[Data records]
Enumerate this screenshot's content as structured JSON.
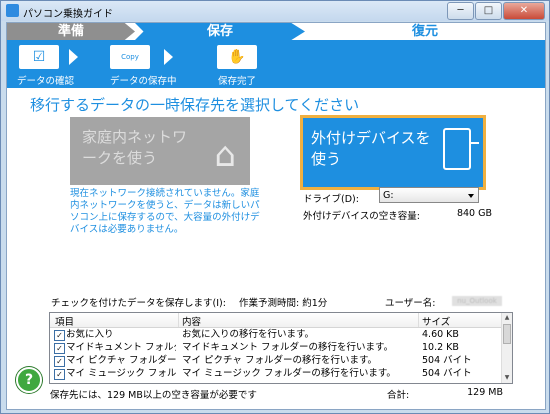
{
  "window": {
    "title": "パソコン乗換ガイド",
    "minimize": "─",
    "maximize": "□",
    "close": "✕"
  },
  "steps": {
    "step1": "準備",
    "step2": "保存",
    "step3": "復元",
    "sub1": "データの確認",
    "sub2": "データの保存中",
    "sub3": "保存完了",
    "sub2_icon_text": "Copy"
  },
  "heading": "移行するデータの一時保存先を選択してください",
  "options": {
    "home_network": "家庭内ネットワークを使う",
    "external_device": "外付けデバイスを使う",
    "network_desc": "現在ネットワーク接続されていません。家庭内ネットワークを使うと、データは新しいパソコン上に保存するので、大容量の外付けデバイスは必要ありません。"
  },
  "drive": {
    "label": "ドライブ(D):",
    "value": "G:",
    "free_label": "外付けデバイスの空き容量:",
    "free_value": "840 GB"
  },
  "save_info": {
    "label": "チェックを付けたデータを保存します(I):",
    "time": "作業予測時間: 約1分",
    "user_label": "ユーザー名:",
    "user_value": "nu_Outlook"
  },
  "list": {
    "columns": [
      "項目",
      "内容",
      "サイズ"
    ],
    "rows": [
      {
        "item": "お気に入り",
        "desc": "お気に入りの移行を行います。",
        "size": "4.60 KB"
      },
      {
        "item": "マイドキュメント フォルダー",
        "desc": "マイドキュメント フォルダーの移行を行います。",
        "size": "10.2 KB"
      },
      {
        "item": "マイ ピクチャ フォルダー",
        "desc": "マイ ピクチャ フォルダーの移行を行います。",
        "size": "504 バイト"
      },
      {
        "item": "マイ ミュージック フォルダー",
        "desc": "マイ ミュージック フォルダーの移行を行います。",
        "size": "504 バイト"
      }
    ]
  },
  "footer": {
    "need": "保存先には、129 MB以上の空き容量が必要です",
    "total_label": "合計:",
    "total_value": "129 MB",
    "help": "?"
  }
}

**EXERCISE TASK**:
Transcribe every line from the records above without alteration, and leave out the images.

**PROBLEM SOLUTION**:
Enumerate this screenshot's content as structured JSON.
{
  "window": {
    "title": "パソコン乗換ガイド",
    "minimize": "─",
    "maximize": "□",
    "close": "✕"
  },
  "steps": {
    "step1": "準備",
    "step2": "保存",
    "step3": "復元",
    "sub1": "データの確認",
    "sub2": "データの保存中",
    "sub3": "保存完了",
    "sub2_icon_text": "Copy"
  },
  "heading": "移行するデータの一時保存先を選択してください",
  "options": {
    "home_network": "家庭内ネットワークを使う",
    "external_device": "外付けデバイスを使う",
    "network_desc": "現在ネットワーク接続されていません。家庭内ネットワークを使うと、データは新しいパソコン上に保存するので、大容量の外付けデバイスは必要ありません。"
  },
  "drive": {
    "label": "ドライブ(D):",
    "value": "G:",
    "free_label": "外付けデバイスの空き容量:",
    "free_value": "840 GB"
  },
  "save_info": {
    "label": "チェックを付けたデータを保存します(I):",
    "time": "作業予測時間: 約1分",
    "user_label": "ユーザー名:",
    "user_value": "nu_Outlook"
  },
  "list": {
    "columns": [
      "項目",
      "内容",
      "サイズ"
    ],
    "rows": [
      {
        "item": "お気に入り",
        "desc": "お気に入りの移行を行います。",
        "size": "4.60 KB"
      },
      {
        "item": "マイドキュメント フォルダー",
        "desc": "マイドキュメント フォルダーの移行を行います。",
        "size": "10.2 KB"
      },
      {
        "item": "マイ ピクチャ フォルダー",
        "desc": "マイ ピクチャ フォルダーの移行を行います。",
        "size": "504 バイト"
      },
      {
        "item": "マイ ミュージック フォルダー",
        "desc": "マイ ミュージック フォルダーの移行を行います。",
        "size": "504 バイト"
      }
    ]
  },
  "footer": {
    "need": "保存先には、129 MB以上の空き容量が必要です",
    "total_label": "合計:",
    "total_value": "129 MB",
    "help": "?"
  }
}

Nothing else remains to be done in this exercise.